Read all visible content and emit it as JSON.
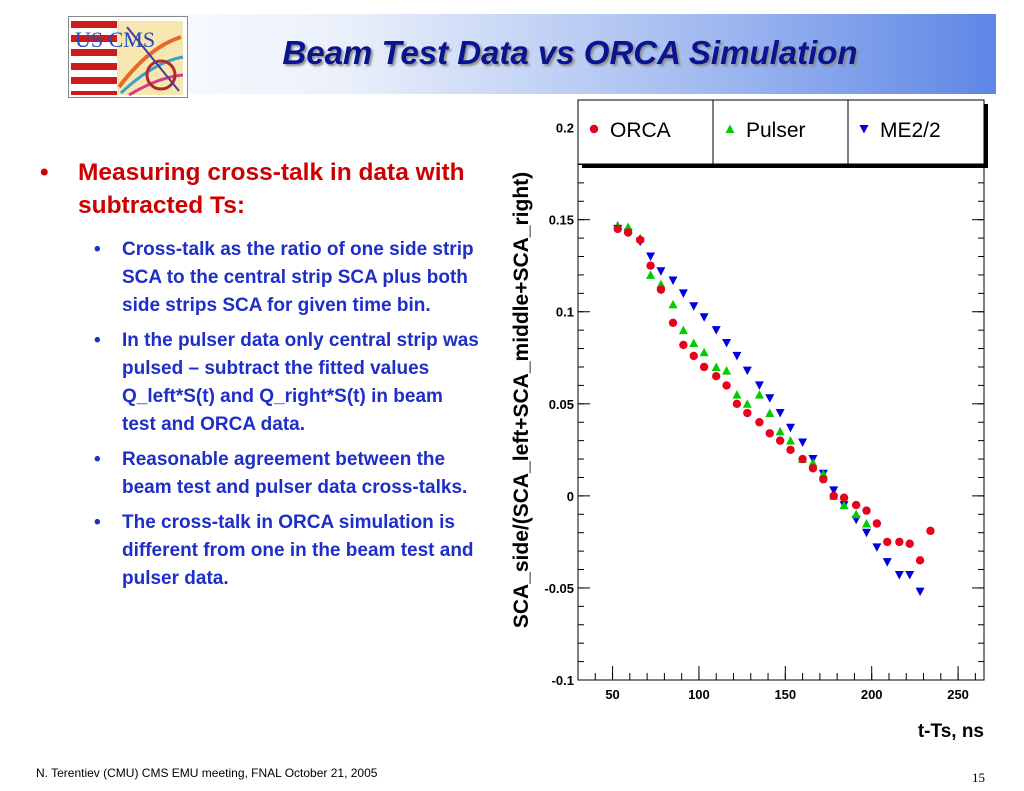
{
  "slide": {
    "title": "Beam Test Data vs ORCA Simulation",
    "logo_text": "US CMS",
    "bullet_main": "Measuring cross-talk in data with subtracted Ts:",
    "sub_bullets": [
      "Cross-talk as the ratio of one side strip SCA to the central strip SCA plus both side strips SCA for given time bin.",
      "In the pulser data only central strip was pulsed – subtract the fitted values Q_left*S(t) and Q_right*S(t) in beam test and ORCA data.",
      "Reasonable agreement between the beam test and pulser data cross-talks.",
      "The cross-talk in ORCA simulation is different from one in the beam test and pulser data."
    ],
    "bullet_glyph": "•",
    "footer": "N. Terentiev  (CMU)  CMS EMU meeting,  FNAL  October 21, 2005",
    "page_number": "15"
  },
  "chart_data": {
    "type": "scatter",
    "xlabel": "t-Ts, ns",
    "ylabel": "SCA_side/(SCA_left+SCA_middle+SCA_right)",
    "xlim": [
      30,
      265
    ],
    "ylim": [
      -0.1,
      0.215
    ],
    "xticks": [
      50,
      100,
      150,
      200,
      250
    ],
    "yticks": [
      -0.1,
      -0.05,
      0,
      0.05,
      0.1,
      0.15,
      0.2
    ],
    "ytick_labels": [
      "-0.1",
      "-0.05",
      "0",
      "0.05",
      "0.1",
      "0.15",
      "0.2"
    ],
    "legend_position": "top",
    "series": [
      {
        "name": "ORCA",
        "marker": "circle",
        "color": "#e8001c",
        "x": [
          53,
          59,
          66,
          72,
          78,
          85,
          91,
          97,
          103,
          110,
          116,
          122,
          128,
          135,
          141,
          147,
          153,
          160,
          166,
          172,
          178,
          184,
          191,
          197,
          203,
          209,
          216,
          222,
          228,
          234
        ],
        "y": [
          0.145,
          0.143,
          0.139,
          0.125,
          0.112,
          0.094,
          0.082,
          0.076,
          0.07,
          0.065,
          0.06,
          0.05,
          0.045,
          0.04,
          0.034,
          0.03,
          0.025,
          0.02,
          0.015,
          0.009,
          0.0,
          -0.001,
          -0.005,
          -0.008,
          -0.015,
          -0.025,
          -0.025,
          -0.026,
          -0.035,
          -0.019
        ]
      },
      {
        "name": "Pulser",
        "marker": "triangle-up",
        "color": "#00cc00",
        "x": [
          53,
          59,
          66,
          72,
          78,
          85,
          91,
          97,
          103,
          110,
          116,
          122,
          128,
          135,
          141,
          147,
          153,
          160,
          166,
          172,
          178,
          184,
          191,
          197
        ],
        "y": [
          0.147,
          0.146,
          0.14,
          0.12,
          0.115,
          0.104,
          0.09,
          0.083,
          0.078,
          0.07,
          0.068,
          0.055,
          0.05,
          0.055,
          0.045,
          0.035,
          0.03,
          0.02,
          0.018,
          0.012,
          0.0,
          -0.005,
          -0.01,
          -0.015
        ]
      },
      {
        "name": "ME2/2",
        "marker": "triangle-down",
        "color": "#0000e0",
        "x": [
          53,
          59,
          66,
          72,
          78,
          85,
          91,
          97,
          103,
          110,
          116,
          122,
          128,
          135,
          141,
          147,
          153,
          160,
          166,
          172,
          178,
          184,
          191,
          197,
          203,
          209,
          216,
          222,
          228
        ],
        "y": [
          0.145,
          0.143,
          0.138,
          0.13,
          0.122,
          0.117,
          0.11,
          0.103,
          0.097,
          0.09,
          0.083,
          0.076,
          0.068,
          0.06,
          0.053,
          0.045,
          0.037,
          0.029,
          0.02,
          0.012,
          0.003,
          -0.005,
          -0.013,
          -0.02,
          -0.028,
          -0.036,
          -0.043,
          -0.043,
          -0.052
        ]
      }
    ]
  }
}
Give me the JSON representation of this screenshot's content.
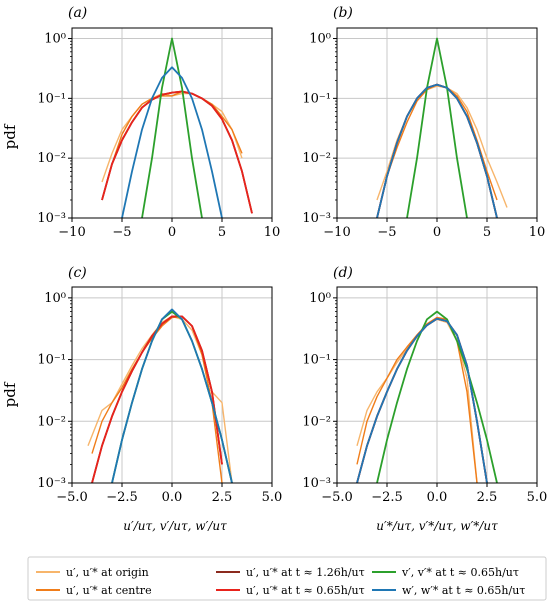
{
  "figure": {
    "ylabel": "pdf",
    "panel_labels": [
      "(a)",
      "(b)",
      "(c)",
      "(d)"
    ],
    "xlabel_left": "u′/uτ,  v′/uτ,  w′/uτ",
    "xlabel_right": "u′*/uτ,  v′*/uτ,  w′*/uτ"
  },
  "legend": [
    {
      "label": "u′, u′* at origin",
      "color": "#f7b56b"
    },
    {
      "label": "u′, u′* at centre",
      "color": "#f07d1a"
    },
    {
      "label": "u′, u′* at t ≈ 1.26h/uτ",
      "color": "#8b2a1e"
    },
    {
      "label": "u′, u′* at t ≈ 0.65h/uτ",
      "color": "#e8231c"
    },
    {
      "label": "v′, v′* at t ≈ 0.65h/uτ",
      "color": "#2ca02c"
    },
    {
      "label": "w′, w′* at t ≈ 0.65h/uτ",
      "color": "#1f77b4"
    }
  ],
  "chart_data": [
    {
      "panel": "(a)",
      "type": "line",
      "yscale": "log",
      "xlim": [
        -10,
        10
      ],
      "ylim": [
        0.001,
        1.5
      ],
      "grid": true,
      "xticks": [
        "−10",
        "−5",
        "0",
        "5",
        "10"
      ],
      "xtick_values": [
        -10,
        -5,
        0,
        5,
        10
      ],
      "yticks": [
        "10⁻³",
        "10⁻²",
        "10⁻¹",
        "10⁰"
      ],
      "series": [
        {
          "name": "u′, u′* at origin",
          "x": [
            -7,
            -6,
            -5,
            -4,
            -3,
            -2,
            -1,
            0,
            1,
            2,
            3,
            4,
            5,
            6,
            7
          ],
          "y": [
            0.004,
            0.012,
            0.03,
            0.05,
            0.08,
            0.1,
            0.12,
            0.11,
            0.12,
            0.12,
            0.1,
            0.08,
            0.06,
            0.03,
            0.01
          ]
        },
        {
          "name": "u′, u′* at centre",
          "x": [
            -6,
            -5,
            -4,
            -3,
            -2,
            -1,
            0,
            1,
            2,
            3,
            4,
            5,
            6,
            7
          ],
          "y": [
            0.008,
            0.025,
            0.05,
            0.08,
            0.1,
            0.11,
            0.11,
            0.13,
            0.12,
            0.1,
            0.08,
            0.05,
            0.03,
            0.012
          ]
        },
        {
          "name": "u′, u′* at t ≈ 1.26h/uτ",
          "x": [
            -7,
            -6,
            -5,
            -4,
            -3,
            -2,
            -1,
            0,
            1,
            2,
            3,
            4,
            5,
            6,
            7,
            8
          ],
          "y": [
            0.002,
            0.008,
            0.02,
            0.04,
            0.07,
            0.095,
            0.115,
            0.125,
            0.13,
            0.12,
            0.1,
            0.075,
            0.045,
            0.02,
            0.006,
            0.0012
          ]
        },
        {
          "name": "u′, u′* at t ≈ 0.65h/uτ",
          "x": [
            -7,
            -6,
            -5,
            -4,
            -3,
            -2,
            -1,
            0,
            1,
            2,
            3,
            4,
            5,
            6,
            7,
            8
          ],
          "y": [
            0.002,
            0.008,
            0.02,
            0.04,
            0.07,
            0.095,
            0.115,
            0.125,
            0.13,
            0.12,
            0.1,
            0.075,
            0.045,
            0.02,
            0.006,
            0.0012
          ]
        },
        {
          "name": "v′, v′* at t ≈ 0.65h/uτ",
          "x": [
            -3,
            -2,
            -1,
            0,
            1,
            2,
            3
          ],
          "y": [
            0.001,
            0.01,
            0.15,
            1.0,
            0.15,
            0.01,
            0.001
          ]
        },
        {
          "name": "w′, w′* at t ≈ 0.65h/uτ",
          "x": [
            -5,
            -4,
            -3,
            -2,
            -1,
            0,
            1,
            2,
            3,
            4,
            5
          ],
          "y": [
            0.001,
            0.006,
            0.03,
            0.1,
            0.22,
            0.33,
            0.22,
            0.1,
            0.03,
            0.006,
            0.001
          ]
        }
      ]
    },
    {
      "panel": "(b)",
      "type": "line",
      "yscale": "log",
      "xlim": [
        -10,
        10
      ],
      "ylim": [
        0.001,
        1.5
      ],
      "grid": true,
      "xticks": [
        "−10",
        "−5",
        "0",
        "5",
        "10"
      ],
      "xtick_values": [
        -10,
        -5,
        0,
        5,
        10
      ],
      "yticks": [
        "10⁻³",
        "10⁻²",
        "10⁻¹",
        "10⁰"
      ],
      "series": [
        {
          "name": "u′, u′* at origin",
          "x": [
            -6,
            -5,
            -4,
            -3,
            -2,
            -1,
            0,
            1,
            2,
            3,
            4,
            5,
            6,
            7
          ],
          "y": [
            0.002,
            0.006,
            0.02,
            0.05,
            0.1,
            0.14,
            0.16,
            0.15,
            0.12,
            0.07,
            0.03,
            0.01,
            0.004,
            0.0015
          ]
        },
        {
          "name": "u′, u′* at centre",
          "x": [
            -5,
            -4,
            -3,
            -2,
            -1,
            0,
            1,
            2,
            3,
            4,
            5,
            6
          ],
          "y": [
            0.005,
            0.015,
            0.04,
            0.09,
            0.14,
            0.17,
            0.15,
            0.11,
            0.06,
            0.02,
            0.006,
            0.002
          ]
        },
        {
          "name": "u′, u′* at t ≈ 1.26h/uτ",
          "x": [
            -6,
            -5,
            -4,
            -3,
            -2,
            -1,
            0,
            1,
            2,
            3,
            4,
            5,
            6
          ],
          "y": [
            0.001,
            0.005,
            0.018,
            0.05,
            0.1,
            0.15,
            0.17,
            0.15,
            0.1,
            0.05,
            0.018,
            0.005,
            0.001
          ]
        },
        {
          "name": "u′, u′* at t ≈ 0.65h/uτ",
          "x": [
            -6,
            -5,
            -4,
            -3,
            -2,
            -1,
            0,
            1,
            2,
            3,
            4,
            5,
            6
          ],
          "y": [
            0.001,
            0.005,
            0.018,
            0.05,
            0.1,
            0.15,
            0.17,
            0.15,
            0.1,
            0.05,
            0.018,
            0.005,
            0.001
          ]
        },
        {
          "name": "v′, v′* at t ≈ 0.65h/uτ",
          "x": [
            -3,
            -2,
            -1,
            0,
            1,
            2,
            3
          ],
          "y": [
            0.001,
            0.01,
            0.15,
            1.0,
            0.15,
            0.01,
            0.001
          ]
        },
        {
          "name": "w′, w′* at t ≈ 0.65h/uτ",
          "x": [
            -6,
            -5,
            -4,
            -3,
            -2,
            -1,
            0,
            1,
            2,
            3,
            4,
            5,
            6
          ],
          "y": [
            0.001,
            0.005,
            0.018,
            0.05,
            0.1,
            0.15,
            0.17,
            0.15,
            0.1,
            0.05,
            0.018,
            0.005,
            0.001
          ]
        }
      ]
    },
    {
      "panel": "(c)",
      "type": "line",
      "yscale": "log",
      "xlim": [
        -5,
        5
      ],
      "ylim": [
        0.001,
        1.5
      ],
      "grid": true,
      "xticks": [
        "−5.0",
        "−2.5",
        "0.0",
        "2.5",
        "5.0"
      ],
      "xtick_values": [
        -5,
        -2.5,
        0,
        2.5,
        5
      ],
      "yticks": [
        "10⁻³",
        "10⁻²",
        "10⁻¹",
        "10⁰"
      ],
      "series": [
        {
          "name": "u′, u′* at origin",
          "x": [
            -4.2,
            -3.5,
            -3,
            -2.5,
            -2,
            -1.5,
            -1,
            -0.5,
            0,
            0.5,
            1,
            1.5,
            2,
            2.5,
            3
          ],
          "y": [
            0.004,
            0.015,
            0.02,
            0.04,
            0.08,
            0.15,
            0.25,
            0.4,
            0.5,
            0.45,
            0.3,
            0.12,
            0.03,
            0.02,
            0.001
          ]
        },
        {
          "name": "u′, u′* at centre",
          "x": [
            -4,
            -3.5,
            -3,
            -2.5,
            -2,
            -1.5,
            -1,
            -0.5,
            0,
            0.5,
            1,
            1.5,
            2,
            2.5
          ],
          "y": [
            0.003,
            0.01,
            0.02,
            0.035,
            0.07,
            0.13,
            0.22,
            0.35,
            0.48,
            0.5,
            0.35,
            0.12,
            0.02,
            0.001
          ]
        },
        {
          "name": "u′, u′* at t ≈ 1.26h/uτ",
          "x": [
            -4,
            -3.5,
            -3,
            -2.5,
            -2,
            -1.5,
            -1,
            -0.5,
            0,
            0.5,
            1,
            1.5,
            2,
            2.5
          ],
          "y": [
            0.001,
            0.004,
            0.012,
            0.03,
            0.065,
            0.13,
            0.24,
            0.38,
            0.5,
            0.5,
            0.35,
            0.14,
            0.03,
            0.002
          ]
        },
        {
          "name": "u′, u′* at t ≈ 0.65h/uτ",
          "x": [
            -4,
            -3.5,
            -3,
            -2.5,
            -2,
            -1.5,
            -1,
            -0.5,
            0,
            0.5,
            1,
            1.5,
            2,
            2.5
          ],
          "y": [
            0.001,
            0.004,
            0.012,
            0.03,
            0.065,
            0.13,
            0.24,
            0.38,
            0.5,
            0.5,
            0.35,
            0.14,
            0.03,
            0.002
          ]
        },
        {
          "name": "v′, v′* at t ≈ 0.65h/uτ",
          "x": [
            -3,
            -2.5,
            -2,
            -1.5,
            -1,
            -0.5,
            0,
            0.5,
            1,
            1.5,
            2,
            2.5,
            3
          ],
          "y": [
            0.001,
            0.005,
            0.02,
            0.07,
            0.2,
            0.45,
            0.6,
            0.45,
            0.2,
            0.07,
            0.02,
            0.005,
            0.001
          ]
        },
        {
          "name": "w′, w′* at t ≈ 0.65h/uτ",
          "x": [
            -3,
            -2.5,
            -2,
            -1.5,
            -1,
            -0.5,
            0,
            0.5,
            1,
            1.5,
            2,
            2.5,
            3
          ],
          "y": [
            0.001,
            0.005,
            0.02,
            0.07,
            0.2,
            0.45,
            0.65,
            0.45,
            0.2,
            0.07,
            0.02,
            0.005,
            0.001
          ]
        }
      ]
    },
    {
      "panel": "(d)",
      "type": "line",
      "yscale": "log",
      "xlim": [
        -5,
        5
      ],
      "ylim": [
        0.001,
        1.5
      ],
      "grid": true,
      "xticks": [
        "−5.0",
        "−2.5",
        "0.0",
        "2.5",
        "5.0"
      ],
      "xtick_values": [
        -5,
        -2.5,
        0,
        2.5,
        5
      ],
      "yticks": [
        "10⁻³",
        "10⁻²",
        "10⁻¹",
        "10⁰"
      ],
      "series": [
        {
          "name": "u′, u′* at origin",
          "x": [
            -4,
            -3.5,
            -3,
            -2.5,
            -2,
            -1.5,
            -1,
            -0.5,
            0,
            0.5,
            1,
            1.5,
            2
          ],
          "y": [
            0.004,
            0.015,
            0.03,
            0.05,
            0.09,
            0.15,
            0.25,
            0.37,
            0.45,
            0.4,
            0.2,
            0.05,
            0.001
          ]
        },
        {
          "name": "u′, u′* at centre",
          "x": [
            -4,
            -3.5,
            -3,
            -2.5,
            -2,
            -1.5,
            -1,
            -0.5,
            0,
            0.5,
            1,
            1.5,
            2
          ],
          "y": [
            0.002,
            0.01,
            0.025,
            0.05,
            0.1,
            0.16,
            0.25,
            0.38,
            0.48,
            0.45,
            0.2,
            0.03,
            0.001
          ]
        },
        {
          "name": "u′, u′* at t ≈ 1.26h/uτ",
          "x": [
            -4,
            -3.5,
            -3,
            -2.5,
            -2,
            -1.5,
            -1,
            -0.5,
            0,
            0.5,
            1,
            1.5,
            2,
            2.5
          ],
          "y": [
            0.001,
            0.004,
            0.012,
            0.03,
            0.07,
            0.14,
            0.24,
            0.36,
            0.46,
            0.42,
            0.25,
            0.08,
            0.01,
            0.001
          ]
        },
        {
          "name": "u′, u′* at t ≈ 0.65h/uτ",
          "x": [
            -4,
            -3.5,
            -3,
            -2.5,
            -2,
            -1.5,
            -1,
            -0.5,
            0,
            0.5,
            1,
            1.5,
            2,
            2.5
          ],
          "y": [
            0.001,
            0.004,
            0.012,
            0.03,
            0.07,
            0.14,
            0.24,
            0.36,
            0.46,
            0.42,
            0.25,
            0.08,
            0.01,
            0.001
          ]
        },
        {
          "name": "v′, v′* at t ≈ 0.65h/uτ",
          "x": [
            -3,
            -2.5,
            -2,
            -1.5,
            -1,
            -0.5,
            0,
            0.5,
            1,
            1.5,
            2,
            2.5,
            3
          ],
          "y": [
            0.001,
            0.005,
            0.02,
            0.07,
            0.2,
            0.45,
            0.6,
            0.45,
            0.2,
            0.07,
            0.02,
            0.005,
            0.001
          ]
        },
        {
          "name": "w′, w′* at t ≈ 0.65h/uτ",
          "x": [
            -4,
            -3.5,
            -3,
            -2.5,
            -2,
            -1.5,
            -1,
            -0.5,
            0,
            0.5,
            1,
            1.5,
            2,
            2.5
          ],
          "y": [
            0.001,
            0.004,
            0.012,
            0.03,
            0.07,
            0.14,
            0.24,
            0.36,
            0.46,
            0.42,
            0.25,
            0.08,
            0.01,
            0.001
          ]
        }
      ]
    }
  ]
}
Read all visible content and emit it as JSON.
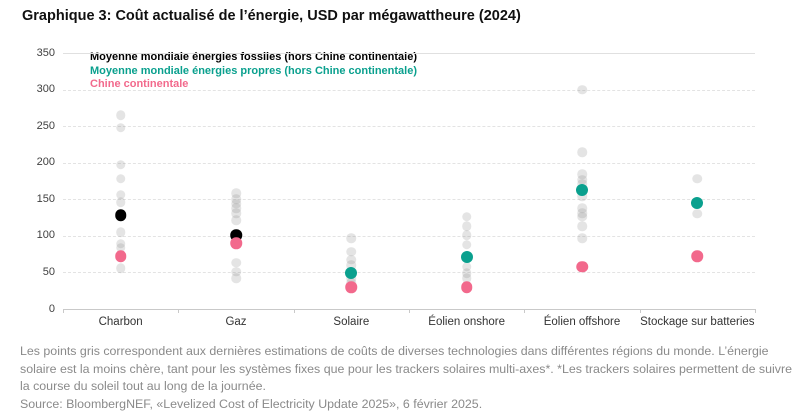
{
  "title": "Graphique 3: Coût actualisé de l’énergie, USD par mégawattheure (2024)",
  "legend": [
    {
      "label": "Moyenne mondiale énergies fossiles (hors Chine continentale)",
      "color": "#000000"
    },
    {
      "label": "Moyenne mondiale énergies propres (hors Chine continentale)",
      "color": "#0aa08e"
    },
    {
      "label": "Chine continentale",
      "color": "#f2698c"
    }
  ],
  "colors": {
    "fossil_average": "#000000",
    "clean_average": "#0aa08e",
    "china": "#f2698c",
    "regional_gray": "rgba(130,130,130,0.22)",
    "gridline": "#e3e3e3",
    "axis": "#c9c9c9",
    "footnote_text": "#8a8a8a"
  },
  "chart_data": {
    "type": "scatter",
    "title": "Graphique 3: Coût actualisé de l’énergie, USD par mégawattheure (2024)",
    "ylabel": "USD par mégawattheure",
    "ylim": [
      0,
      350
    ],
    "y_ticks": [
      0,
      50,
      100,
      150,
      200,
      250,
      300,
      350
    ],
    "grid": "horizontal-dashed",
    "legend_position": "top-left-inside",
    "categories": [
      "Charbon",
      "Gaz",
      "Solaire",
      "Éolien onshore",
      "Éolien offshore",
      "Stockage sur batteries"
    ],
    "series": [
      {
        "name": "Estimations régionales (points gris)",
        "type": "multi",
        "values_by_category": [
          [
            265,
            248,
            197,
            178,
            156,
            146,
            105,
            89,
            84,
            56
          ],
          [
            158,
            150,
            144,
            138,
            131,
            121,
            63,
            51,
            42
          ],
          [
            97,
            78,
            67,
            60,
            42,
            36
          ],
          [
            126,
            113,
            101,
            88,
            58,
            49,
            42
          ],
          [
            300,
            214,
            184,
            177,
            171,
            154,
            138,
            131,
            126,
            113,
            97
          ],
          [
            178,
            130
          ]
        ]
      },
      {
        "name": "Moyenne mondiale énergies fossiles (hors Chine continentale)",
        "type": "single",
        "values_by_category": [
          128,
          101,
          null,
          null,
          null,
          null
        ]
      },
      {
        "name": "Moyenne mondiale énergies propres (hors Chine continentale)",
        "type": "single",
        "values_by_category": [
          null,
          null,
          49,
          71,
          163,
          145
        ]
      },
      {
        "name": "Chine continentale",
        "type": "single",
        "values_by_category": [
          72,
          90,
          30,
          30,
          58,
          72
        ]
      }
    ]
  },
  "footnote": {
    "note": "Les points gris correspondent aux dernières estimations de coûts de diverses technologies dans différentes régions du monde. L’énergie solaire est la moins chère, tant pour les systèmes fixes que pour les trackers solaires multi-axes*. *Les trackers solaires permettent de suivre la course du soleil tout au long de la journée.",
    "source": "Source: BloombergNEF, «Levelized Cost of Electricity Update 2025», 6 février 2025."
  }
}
----------
**Given exercise:** What is the number of lines containing "ORCA"? Give that number only.

**Problem solution:** 4